■ What the task requires
Return the full material exactly.
━━━━
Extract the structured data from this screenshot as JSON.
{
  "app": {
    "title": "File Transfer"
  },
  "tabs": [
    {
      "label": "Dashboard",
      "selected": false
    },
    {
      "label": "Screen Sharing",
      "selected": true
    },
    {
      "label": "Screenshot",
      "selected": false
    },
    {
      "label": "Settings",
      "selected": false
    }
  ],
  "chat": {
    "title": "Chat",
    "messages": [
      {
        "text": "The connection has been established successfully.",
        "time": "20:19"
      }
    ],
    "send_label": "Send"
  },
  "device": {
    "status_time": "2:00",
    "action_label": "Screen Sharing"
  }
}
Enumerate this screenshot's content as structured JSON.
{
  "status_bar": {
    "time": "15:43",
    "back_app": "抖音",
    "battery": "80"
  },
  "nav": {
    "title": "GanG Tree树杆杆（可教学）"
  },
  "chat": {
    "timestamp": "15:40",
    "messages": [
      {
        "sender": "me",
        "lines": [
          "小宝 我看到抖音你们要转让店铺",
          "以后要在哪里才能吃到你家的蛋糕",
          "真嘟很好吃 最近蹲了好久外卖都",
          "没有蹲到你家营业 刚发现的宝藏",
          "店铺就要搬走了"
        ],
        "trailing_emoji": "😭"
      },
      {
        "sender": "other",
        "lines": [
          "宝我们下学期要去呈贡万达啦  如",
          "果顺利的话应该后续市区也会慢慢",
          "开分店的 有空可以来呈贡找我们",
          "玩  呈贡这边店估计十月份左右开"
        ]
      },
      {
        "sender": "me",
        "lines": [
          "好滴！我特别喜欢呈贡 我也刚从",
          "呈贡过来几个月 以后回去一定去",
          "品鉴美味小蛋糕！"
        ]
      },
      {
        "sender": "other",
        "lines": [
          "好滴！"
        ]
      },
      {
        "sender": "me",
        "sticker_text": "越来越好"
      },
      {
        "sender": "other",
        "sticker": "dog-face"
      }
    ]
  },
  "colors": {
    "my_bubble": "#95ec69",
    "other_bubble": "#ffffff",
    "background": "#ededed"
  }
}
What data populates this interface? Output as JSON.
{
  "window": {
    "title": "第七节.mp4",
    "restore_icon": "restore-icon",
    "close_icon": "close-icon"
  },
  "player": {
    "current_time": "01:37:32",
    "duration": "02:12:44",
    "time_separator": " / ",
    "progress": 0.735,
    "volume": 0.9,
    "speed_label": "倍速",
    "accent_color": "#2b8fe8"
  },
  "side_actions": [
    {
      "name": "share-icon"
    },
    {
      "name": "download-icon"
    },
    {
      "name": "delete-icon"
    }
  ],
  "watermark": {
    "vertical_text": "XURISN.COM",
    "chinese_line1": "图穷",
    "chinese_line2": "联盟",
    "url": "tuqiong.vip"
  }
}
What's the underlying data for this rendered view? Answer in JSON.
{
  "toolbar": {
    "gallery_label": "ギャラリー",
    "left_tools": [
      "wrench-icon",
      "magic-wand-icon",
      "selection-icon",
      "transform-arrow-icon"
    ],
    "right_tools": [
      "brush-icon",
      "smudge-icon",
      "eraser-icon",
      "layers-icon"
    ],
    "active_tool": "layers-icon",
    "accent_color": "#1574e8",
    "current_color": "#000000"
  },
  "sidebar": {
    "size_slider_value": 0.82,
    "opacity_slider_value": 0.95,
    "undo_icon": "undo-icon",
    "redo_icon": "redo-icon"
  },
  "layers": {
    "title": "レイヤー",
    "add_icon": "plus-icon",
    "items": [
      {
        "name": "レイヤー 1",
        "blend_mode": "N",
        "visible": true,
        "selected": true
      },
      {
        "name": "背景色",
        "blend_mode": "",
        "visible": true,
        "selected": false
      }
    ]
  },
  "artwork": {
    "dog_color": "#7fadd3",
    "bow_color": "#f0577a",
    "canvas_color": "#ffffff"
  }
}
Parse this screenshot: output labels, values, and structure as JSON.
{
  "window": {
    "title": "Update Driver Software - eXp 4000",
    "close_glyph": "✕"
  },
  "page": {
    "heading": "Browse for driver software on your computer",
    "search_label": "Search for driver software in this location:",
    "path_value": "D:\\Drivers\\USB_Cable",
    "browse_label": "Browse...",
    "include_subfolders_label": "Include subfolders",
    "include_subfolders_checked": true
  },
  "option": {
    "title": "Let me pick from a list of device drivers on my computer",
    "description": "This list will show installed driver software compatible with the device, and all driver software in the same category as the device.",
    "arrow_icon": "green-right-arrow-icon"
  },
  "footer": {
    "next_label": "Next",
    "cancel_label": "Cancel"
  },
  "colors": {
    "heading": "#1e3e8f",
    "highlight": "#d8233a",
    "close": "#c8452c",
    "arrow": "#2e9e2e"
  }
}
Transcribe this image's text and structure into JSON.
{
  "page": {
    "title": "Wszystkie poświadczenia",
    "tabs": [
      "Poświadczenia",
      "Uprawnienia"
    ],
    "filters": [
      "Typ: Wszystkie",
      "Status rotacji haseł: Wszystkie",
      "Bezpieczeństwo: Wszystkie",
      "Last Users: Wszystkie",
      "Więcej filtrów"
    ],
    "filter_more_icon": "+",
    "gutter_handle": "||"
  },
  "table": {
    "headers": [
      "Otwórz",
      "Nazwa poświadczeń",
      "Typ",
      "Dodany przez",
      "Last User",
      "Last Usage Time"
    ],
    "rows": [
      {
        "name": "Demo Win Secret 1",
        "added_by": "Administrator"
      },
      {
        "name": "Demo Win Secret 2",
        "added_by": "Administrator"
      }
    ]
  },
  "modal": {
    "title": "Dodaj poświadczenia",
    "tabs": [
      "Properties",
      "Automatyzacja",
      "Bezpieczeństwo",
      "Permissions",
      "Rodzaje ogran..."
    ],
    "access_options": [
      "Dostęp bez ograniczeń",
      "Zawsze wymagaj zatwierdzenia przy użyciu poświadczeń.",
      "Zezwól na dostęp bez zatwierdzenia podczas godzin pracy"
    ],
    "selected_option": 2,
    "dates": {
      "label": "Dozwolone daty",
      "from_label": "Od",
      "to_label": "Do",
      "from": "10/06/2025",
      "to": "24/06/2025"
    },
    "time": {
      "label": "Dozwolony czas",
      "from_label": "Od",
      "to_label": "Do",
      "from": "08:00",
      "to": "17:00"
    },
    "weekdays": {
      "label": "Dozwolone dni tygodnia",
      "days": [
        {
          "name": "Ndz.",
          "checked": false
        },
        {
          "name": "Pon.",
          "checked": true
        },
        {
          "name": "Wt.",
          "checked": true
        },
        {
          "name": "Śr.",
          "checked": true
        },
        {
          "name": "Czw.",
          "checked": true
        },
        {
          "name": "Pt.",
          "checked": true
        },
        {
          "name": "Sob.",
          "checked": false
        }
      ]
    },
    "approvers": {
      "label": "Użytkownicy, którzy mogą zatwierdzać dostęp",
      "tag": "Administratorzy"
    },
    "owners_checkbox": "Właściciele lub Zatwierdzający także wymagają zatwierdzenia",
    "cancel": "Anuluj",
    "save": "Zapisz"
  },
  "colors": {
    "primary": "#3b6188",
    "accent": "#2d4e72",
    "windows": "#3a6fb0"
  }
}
━━━━
■ Exercise solution
Extract the structured data from this screenshot as JSON.
{
  "app": {
    "title": "File Transfer"
  },
  "tabs": [
    {
      "label": "Dashboard",
      "selected": false
    },
    {
      "label": "Screen Sharing",
      "selected": true
    },
    {
      "label": "Screenshot",
      "selected": false
    },
    {
      "label": "Settings",
      "selected": false
    }
  ],
  "chat": {
    "title": "Chat",
    "messages": [
      {
        "text": "The connection has been established successfully.",
        "time": "20:19"
      }
    ],
    "send_label": "Send"
  },
  "device": {
    "status_time": "2:00",
    "action_label": "Screen Sharing"
  }
}
Enumerate this screenshot's content as structured JSON.
{
  "status_bar": {
    "time": "15:43",
    "back_app": "抖音",
    "battery": "80"
  },
  "nav": {
    "title": "GanG Tree树杆杆（可教学）"
  },
  "chat": {
    "timestamp": "15:40",
    "messages": [
      {
        "sender": "me",
        "lines": [
          "小宝 我看到抖音你们要转让店铺",
          "以后要在哪里才能吃到你家的蛋糕",
          "真嘟很好吃 最近蹲了好久外卖都",
          "没有蹲到你家营业 刚发现的宝藏",
          "店铺就要搬走了"
        ],
        "trailing_emoji": "😭"
      },
      {
        "sender": "other",
        "lines": [
          "宝我们下学期要去呈贡万达啦  如",
          "果顺利的话应该后续市区也会慢慢",
          "开分店的 有空可以来呈贡找我们",
          "玩  呈贡这边店估计十月份左右开"
        ]
      },
      {
        "sender": "me",
        "lines": [
          "好滴！我特别喜欢呈贡 我也刚从",
          "呈贡过来几个月 以后回去一定去",
          "品鉴美味小蛋糕！"
        ]
      },
      {
        "sender": "other",
        "lines": [
          "好滴！"
        ]
      },
      {
        "sender": "me",
        "sticker_text": "越来越好"
      },
      {
        "sender": "other",
        "sticker": "dog-face"
      }
    ]
  },
  "colors": {
    "my_bubble": "#95ec69",
    "other_bubble": "#ffffff",
    "background": "#ededed"
  }
}
What data populates this interface? Output as JSON.
{
  "window": {
    "title": "第七节.mp4",
    "restore_icon": "restore-icon",
    "close_icon": "close-icon"
  },
  "player": {
    "current_time": "01:37:32",
    "duration": "02:12:44",
    "time_separator": " / ",
    "progress": 0.735,
    "volume": 0.9,
    "speed_label": "倍速",
    "accent_color": "#2b8fe8"
  },
  "side_actions": [
    {
      "name": "share-icon"
    },
    {
      "name": "download-icon"
    },
    {
      "name": "delete-icon"
    }
  ],
  "watermark": {
    "vertical_text": "XURISN.COM",
    "chinese_line1": "图穷",
    "chinese_line2": "联盟",
    "url": "tuqiong.vip"
  }
}
What's the underlying data for this rendered view? Answer in JSON.
{
  "toolbar": {
    "gallery_label": "ギャラリー",
    "left_tools": [
      "wrench-icon",
      "magic-wand-icon",
      "selection-icon",
      "transform-arrow-icon"
    ],
    "right_tools": [
      "brush-icon",
      "smudge-icon",
      "eraser-icon",
      "layers-icon"
    ],
    "active_tool": "layers-icon",
    "accent_color": "#1574e8",
    "current_color": "#000000"
  },
  "sidebar": {
    "size_slider_value": 0.82,
    "opacity_slider_value": 0.95,
    "undo_icon": "undo-icon",
    "redo_icon": "redo-icon"
  },
  "layers": {
    "title": "レイヤー",
    "add_icon": "plus-icon",
    "items": [
      {
        "name": "レイヤー 1",
        "blend_mode": "N",
        "visible": true,
        "selected": true
      },
      {
        "name": "背景色",
        "blend_mode": "",
        "visible": true,
        "selected": false
      }
    ]
  },
  "artwork": {
    "dog_color": "#7fadd3",
    "bow_color": "#f0577a",
    "canvas_color": "#ffffff"
  }
}
Parse this screenshot: output labels, values, and structure as JSON.
{
  "window": {
    "title": "Update Driver Software - eXp 4000",
    "close_glyph": "✕"
  },
  "page": {
    "heading": "Browse for driver software on your computer",
    "search_label": "Search for driver software in this location:",
    "path_value": "D:\\Drivers\\USB_Cable",
    "browse_label": "Browse...",
    "include_subfolders_label": "Include subfolders",
    "include_subfolders_checked": true
  },
  "option": {
    "title": "Let me pick from a list of device drivers on my computer",
    "description": "This list will show installed driver software compatible with the device, and all driver software in the same category as the device.",
    "arrow_icon": "green-right-arrow-icon"
  },
  "footer": {
    "next_label": "Next",
    "cancel_label": "Cancel"
  },
  "colors": {
    "heading": "#1e3e8f",
    "highlight": "#d8233a",
    "close": "#c8452c",
    "arrow": "#2e9e2e"
  }
}
Transcribe this image's text and structure into JSON.
{
  "page": {
    "title": "Wszystkie poświadczenia",
    "tabs": [
      "Poświadczenia",
      "Uprawnienia"
    ],
    "filters": [
      "Typ: Wszystkie",
      "Status rotacji haseł: Wszystkie",
      "Bezpieczeństwo: Wszystkie",
      "Last Users: Wszystkie",
      "Więcej filtrów"
    ],
    "filter_more_icon": "+",
    "gutter_handle": "||"
  },
  "table": {
    "headers": [
      "Otwórz",
      "Nazwa poświadczeń",
      "Typ",
      "Dodany przez",
      "Last User",
      "Last Usage Time"
    ],
    "rows": [
      {
        "name": "Demo Win Secret 1",
        "added_by": "Administrator"
      },
      {
        "name": "Demo Win Secret 2",
        "added_by": "Administrator"
      }
    ]
  },
  "modal": {
    "title": "Dodaj poświadczenia",
    "tabs": [
      "Properties",
      "Automatyzacja",
      "Bezpieczeństwo",
      "Permissions",
      "Rodzaje ogran..."
    ],
    "access_options": [
      "Dostęp bez ograniczeń",
      "Zawsze wymagaj zatwierdzenia przy użyciu poświadczeń.",
      "Zezwól na dostęp bez zatwierdzenia podczas godzin pracy"
    ],
    "selected_option": 2,
    "dates": {
      "label": "Dozwolone daty",
      "from_label": "Od",
      "to_label": "Do",
      "from": "10/06/2025",
      "to": "24/06/2025"
    },
    "time": {
      "label": "Dozwolony czas",
      "from_label": "Od",
      "to_label": "Do",
      "from": "08:00",
      "to": "17:00"
    },
    "weekdays": {
      "label": "Dozwolone dni tygodnia",
      "days": [
        {
          "name": "Ndz.",
          "checked": false
        },
        {
          "name": "Pon.",
          "checked": true
        },
        {
          "name": "Wt.",
          "checked": true
        },
        {
          "name": "Śr.",
          "checked": true
        },
        {
          "name": "Czw.",
          "checked": true
        },
        {
          "name": "Pt.",
          "checked": true
        },
        {
          "name": "Sob.",
          "checked": false
        }
      ]
    },
    "approvers": {
      "label": "Użytkownicy, którzy mogą zatwierdzać dostęp",
      "tag": "Administratorzy"
    },
    "owners_checkbox": "Właściciele lub Zatwierdzający także wymagają zatwierdzenia",
    "cancel": "Anuluj",
    "save": "Zapisz"
  },
  "colors": {
    "primary": "#3b6188",
    "accent": "#2d4e72",
    "windows": "#3a6fb0"
  }
}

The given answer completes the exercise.